======== INPUT ROWS

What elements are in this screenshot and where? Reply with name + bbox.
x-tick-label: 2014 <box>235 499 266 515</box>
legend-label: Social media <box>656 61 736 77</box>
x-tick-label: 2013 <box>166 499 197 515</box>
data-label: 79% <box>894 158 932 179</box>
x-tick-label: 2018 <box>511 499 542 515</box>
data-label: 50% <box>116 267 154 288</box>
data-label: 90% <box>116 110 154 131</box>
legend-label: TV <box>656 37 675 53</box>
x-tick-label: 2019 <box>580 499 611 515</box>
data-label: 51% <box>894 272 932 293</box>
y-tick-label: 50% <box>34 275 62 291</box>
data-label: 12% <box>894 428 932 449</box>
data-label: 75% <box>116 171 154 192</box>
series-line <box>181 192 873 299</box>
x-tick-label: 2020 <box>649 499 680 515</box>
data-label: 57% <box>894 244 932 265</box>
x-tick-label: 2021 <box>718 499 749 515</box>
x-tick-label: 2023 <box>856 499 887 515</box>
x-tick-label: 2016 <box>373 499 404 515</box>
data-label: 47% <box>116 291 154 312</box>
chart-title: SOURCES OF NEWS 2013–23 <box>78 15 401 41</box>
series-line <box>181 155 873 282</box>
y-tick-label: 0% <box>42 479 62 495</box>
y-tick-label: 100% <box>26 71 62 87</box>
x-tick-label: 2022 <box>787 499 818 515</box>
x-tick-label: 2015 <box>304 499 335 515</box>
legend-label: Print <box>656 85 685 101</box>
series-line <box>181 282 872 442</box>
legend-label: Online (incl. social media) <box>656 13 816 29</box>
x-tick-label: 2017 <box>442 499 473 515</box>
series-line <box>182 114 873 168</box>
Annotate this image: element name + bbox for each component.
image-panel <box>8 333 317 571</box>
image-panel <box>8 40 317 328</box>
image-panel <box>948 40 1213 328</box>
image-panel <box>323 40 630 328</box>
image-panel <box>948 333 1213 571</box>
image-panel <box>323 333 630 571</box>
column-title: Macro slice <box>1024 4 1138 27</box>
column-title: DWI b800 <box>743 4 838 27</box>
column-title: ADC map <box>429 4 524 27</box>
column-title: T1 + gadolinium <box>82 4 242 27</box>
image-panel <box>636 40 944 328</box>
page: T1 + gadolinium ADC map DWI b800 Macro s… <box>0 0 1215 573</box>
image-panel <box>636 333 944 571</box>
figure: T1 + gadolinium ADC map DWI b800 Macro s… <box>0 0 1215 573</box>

================

Starting at the beginning of the items and ending with the line that contains "x-tick-label: 2018 <box>511 499 542 515</box>", copy out every line unchanged, including both ends.

What elements are in this screenshot and where? Reply with name + bbox.
x-tick-label: 2014 <box>235 499 266 515</box>
legend-label: Social media <box>656 61 736 77</box>
x-tick-label: 2013 <box>166 499 197 515</box>
data-label: 79% <box>894 158 932 179</box>
x-tick-label: 2018 <box>511 499 542 515</box>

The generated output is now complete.